START Task input
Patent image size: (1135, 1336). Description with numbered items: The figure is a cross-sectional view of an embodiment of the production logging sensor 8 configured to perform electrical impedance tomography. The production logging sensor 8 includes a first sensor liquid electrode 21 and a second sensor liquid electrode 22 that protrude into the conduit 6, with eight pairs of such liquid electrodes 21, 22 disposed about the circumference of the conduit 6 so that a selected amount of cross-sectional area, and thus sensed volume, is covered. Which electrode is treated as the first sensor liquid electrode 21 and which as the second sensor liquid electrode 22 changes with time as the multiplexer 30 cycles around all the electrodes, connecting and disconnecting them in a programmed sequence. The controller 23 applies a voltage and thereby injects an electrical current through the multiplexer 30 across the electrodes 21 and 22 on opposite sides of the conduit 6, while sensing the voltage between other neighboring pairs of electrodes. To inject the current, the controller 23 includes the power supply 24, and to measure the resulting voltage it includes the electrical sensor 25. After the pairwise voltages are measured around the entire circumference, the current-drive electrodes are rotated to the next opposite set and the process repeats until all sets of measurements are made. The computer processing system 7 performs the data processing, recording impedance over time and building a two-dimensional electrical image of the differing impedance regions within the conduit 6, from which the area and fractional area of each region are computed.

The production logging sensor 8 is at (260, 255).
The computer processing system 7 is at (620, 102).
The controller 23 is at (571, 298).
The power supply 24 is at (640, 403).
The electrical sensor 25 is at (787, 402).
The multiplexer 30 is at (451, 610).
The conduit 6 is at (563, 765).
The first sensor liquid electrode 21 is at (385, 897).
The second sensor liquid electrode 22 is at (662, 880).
END Task input
-- Task to carry out --
Recast the material above, from its first line down through the line containing "The conduit 6 is at (563, 765).", as a numbered list, omitting any blank lines.

-- Solution to this task --
1. Patent image size: (1135, 1336). Description with numbered items: The figure is a cross-sectional view of an embodiment of the production logging sensor 8 configured to perform electrical impedance tomography. The production logging sensor 8 includes a first sensor liquid electrode 21 and a second sensor liquid electrode 22 that protrude into the conduit 6, with eight pairs of such liquid electrodes 21, 22 disposed about the circumference of the conduit 6 so that a selected amount of cross-sectional area, and thus sensed volume, is covered. Which electrode is treated as the first sensor liquid electrode 21 and which as the second sensor liquid electrode 22 changes with time as the multiplexer 30 cycles around all the electrodes, connecting and disconnecting them in a programmed sequence. The controller 23 applies a voltage and thereby injects an electrical current through the multiplexer 30 across the electrodes 21 and 22 on opposite sides of the conduit 6, while sensing the voltage between other neighboring pairs of electrodes. To inject the current, the controller 23 includes the power supply 24, and to measure the resulting voltage it includes the electrical sensor 25. After the pairwise voltages are measured around the entire circumference, the current-drive electrodes are rotated to the next opposite set and the process repeats until all sets of measurements are made. The computer processing system 7 performs the data processing, recording impedance over time and building a two-dimensional electrical image of the differing impedance regions within the conduit 6, from which the area and fractional area of each region are computed.
2. The production logging sensor 8 is at (260, 255).
3. The computer processing system 7 is at (620, 102).
4. The controller 23 is at (571, 298).
5. The power supply 24 is at (640, 403).
6. The electrical sensor 25 is at (787, 402).
7. The multiplexer 30 is at (451, 610).
8. The conduit 6 is at (563, 765).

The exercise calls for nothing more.